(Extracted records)
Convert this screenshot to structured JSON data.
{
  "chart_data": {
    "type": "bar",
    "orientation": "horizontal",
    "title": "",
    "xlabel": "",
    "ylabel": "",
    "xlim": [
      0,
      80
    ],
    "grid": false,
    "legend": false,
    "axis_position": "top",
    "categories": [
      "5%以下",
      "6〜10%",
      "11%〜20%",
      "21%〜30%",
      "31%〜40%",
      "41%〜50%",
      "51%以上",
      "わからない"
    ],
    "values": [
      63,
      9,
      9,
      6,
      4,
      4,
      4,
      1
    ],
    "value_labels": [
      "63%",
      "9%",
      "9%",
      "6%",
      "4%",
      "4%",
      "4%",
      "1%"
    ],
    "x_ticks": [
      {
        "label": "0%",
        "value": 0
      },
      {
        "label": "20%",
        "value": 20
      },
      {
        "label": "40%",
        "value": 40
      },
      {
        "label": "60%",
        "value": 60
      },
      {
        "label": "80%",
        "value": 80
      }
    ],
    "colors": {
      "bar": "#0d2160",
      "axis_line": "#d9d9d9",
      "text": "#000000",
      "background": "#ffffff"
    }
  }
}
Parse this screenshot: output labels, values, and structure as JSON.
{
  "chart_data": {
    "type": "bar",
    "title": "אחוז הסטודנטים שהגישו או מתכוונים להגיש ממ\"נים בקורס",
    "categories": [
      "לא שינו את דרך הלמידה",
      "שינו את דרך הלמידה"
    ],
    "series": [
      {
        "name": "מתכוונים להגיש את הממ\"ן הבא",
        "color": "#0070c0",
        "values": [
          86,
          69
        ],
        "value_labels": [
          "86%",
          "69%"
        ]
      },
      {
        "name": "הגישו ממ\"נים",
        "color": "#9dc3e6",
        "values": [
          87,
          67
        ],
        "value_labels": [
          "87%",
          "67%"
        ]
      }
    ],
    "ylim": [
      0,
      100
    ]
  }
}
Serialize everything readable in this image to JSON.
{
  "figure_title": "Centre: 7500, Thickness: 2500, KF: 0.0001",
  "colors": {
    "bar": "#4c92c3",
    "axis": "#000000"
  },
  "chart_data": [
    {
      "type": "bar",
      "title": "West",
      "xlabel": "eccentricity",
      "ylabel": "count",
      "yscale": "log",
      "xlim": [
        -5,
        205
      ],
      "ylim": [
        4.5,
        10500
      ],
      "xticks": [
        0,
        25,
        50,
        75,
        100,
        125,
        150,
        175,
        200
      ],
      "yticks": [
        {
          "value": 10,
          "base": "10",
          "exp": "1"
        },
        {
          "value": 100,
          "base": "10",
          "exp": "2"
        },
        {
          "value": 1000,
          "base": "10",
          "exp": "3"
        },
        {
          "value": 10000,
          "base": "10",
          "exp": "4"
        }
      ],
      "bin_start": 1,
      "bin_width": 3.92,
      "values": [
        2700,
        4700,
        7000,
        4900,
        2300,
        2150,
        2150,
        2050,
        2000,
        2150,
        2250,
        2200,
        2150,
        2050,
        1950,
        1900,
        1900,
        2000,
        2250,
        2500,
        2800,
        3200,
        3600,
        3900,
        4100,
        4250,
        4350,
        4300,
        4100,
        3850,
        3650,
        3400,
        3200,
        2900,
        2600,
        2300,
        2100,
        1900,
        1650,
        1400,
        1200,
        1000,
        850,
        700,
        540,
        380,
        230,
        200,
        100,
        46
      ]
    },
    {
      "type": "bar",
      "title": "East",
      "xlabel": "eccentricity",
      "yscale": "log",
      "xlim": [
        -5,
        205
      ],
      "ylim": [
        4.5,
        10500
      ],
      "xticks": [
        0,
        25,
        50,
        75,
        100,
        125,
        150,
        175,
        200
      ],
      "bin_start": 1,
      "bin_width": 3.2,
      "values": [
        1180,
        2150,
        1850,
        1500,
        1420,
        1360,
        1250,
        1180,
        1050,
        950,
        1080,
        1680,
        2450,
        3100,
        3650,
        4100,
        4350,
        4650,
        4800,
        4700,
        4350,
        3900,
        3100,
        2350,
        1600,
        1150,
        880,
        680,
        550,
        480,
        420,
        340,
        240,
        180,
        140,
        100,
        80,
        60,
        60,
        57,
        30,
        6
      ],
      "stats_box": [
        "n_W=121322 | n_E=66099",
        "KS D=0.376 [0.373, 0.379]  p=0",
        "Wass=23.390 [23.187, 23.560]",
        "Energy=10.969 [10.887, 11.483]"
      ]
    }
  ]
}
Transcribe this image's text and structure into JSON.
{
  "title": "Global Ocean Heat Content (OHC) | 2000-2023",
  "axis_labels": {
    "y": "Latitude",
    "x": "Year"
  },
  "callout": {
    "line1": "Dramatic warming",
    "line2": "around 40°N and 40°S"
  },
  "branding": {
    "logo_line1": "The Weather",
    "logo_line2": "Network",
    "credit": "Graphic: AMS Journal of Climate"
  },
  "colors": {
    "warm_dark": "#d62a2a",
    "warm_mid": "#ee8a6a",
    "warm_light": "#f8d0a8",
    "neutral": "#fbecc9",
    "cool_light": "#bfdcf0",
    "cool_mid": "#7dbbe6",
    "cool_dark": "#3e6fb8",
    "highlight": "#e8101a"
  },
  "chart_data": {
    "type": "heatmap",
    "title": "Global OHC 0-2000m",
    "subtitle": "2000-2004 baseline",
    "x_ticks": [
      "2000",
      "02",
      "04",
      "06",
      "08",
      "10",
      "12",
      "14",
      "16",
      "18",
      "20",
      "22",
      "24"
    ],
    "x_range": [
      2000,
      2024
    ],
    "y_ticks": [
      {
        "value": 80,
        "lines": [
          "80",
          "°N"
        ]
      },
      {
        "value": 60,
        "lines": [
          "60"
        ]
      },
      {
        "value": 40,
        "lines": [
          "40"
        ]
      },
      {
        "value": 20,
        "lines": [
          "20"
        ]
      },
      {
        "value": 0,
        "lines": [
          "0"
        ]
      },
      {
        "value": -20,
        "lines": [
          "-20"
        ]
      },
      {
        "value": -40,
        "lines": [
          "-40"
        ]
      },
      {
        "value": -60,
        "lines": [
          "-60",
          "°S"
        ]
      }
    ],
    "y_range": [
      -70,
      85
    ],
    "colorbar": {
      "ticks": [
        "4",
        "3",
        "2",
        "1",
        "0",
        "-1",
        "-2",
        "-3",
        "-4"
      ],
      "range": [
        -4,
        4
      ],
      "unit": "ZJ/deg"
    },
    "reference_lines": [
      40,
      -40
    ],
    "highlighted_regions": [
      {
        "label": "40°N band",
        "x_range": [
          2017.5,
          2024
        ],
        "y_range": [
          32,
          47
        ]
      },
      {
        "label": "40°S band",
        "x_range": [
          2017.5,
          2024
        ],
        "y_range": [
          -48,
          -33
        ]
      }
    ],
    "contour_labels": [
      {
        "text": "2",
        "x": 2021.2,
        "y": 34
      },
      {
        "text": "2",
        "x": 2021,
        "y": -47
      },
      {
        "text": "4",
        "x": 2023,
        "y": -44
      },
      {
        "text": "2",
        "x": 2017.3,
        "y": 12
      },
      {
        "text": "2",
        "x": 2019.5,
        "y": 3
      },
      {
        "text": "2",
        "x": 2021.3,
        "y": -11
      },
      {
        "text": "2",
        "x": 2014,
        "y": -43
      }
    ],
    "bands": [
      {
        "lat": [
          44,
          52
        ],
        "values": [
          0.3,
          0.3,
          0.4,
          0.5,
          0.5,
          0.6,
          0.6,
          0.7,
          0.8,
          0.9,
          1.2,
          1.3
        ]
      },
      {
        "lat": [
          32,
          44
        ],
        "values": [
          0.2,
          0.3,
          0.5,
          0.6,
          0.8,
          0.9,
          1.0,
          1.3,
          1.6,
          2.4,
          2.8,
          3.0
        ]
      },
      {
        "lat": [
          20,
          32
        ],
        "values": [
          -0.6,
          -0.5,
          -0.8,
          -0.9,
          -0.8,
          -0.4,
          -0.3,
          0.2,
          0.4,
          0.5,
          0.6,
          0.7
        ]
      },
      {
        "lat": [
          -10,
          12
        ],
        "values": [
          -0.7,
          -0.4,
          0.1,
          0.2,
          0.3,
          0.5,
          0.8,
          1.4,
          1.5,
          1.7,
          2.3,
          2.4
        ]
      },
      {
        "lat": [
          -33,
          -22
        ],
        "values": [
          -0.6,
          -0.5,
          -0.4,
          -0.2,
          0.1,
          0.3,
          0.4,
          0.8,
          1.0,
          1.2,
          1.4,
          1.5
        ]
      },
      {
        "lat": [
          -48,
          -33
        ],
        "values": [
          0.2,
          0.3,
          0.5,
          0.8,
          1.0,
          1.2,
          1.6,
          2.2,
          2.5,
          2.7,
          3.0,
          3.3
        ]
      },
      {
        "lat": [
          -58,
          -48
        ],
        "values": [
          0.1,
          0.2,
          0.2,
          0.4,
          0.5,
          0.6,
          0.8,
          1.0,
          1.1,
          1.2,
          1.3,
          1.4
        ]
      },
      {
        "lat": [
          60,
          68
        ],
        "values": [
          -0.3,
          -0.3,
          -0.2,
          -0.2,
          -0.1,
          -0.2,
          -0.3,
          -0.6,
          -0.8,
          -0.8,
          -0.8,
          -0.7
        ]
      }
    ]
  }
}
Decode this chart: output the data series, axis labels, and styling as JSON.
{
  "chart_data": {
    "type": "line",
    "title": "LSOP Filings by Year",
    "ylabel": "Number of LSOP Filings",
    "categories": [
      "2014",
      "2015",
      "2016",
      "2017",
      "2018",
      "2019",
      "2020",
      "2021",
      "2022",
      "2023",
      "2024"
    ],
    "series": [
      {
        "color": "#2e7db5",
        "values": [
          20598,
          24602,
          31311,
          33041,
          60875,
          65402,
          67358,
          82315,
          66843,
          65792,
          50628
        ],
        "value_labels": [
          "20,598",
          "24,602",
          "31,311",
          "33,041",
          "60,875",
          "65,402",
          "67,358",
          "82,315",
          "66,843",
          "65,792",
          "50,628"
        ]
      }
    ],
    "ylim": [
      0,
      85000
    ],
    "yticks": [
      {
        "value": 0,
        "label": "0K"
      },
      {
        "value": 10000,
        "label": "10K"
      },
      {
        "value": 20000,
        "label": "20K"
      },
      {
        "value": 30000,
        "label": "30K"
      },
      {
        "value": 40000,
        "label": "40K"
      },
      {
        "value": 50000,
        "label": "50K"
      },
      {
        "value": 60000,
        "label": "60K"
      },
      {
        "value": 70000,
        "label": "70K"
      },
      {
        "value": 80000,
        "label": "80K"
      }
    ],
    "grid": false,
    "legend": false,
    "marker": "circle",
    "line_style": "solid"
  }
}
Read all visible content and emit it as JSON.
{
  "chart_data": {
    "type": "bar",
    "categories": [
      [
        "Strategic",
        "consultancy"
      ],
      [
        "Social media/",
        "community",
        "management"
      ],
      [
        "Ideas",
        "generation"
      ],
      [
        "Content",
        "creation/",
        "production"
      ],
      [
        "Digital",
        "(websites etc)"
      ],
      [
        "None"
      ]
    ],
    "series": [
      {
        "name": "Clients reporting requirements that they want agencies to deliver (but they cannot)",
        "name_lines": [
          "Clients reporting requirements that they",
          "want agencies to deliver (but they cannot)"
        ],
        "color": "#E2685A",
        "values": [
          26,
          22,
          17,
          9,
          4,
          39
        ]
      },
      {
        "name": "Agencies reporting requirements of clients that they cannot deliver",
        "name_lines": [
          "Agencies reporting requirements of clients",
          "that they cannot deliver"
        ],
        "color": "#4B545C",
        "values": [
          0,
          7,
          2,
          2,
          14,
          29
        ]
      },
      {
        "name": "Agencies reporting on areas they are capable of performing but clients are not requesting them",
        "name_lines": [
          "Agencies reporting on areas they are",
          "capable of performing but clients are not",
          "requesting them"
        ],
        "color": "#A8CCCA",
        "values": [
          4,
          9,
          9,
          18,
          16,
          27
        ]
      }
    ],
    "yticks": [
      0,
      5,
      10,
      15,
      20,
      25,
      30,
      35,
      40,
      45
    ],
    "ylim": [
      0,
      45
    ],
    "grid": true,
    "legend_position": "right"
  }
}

### [WHAT IS EXPECTED]
Check the data for the word "requirements" and pull out the lines that have it.

### [ANSWER FOR THIS EXERCISE]
        "name": "Clients reporting requirements that they want agencies to deliver (but they cannot)",
          "Clients reporting requirements that they",
        "name": "Agencies reporting requirements of clients that they cannot deliver",
          "Agencies reporting requirements of clients",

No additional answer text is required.